**Directions for this task:** Copy out each line of the material in which the word "Myszyniec" appears.

==========

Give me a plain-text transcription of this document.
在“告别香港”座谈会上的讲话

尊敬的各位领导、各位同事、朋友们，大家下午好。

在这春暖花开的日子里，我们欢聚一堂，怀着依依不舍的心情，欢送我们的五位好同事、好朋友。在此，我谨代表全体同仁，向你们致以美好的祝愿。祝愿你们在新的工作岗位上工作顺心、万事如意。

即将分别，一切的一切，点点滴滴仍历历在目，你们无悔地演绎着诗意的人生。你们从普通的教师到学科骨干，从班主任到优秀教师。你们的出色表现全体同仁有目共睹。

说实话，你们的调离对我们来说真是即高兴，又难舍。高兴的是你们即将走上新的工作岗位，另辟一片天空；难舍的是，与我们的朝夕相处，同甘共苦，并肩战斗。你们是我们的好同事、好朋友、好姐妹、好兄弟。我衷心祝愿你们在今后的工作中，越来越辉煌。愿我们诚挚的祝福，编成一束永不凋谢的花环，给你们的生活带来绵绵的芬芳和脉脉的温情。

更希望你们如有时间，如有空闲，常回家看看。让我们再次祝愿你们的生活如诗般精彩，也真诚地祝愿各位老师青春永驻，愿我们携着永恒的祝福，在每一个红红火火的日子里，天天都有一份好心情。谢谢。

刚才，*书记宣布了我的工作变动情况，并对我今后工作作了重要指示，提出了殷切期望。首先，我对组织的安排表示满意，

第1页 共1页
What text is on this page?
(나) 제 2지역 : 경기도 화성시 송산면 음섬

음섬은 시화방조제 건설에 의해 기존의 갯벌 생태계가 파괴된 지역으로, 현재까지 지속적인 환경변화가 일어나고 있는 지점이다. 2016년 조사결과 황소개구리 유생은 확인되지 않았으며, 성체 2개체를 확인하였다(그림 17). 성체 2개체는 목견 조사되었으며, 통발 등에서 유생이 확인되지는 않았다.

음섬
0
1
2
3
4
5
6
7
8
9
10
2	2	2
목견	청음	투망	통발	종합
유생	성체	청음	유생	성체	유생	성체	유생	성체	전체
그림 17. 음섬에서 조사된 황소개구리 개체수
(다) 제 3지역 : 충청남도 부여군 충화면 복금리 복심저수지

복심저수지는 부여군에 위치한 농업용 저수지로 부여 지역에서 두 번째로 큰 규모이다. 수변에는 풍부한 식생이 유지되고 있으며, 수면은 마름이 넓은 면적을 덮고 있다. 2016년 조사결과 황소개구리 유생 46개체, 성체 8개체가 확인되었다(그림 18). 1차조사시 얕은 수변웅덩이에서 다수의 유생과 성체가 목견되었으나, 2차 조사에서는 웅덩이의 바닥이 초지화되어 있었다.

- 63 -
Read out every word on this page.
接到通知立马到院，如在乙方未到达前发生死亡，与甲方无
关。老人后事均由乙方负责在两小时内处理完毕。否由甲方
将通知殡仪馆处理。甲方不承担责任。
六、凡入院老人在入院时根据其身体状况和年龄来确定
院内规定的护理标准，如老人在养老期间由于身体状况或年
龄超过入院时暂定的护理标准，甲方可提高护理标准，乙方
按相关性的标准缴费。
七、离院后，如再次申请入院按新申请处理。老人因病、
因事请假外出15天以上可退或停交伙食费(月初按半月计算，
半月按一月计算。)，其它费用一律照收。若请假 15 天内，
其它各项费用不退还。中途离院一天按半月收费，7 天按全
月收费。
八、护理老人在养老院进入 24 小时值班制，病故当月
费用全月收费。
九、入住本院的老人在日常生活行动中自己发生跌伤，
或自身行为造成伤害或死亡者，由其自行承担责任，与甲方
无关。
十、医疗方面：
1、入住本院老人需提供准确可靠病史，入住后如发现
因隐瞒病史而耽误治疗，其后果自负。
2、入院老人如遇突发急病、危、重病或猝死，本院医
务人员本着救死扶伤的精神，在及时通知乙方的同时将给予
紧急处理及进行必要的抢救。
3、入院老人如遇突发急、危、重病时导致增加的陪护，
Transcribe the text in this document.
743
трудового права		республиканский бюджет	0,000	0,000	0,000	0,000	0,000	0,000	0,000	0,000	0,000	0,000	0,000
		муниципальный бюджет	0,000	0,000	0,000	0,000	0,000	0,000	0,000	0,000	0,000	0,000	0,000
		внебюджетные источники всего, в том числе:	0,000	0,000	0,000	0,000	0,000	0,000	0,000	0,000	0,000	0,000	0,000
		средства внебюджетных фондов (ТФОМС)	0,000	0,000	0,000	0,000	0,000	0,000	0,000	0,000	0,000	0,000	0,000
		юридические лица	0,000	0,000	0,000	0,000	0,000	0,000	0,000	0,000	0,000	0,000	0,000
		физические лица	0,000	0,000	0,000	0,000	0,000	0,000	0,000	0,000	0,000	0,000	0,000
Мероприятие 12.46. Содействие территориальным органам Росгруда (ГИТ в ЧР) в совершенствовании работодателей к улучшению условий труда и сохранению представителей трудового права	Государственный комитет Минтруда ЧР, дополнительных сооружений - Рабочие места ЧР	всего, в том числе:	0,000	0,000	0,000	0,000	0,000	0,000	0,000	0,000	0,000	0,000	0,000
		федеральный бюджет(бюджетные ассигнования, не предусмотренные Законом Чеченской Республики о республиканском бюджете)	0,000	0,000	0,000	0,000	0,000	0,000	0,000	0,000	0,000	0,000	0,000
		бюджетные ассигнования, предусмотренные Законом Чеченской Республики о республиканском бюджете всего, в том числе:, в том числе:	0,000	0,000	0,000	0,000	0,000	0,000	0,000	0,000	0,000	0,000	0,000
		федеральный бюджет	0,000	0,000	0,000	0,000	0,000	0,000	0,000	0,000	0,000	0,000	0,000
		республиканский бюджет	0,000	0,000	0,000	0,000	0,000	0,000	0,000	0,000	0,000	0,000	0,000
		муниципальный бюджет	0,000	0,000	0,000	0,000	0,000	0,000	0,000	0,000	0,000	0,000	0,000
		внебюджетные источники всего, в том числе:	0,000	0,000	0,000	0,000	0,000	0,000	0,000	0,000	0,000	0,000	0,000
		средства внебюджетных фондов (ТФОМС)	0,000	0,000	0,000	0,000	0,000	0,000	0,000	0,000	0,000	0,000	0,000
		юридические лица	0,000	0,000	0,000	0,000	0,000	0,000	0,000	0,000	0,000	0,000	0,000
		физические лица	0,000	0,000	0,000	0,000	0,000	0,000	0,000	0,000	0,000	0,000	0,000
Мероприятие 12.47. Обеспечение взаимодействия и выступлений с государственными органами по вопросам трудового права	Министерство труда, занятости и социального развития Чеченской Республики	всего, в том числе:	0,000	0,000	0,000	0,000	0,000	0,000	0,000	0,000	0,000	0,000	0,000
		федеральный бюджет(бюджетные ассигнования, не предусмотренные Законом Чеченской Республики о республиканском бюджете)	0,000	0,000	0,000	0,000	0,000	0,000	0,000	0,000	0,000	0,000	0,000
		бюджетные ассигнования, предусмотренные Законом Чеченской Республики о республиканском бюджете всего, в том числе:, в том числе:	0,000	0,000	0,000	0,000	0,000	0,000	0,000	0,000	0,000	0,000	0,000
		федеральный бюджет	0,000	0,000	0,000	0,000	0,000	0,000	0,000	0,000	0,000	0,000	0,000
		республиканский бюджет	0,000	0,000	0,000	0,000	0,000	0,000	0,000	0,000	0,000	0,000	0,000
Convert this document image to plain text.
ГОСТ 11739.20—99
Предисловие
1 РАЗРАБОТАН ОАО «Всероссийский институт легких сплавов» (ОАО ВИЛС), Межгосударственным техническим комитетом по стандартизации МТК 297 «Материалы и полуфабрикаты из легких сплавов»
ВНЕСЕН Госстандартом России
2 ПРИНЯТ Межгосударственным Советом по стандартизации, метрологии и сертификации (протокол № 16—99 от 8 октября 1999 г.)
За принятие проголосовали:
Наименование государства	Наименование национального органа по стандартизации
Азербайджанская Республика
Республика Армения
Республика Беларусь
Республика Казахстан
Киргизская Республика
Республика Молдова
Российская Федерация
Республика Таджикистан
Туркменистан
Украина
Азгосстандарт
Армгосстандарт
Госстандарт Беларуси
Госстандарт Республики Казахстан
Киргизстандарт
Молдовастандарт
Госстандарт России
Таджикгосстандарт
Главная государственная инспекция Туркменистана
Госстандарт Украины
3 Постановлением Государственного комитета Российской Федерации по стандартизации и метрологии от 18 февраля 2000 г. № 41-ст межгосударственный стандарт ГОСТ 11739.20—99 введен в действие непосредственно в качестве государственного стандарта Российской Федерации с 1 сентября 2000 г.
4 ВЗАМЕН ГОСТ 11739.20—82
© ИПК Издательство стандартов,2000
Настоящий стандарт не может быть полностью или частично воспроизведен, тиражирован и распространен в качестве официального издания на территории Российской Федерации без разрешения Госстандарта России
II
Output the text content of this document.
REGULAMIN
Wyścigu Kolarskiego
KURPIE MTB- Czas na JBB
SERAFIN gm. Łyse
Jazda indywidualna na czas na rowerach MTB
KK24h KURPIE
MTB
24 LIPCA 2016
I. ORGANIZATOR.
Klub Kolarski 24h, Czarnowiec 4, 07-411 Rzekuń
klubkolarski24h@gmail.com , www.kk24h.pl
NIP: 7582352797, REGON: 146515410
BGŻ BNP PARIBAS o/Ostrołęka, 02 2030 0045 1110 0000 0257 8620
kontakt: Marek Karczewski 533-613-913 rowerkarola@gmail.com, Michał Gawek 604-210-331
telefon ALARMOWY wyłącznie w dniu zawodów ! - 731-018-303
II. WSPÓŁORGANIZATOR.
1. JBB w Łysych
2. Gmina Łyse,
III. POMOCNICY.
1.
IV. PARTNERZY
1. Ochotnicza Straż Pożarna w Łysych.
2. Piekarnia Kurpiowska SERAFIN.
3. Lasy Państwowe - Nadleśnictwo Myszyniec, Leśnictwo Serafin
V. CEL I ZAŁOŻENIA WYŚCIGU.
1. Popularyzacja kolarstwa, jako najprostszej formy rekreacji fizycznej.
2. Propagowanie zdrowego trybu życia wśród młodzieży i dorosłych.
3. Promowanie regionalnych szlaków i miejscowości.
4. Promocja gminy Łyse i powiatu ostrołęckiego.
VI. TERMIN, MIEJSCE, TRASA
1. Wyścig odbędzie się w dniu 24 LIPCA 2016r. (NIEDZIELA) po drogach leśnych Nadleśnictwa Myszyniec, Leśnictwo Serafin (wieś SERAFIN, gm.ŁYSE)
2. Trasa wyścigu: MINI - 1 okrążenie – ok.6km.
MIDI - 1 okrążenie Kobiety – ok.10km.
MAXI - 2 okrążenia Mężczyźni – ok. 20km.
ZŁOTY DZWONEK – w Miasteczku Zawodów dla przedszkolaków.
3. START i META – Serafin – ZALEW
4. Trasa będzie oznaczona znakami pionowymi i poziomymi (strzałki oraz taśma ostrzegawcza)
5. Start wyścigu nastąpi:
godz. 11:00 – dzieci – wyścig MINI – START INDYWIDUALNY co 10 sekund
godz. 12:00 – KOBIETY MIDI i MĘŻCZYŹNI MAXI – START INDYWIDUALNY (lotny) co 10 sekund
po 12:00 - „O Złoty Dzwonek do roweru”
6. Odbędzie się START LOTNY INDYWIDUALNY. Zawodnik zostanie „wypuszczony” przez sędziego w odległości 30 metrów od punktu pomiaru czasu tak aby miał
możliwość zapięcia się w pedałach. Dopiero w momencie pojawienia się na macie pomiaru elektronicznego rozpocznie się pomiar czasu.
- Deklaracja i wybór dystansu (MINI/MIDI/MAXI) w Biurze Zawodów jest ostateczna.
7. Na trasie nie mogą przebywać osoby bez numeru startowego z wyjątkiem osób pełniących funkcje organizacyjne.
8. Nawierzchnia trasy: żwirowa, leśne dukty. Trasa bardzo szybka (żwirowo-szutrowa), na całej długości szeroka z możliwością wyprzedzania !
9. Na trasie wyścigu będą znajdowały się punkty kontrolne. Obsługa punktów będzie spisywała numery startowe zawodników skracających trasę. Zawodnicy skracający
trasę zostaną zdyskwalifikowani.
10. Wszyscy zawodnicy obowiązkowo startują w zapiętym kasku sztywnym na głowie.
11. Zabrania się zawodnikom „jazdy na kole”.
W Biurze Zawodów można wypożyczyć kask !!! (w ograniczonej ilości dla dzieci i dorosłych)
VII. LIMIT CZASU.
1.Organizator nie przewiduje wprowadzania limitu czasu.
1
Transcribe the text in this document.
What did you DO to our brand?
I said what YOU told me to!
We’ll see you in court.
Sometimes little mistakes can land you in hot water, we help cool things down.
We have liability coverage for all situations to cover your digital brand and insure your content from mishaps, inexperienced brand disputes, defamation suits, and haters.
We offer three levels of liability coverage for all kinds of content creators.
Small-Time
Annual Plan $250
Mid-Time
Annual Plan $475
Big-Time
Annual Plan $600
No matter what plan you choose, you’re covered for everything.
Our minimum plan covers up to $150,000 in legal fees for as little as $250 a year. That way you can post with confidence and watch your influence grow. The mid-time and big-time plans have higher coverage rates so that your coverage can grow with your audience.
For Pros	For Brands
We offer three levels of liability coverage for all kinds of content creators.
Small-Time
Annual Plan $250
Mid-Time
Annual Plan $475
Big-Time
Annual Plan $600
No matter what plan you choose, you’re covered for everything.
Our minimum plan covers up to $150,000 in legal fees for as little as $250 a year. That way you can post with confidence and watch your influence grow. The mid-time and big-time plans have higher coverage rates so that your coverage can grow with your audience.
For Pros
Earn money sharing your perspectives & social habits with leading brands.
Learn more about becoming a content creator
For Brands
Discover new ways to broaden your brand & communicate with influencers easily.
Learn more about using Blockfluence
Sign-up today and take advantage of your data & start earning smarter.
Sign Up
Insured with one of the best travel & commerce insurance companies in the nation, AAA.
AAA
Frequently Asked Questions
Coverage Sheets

==========

**Solution:**
3. Lasy Państwowe - Nadleśnictwo Myszyniec, Leśnictwo Serafin
1. Wyścig odbędzie się w dniu 24 LIPCA 2016r. (NIEDZIELA) po drogach leśnych Nadleśnictwa Myszyniec, Leśnictwo Serafin (wieś SERAFIN, gm.ŁYSE)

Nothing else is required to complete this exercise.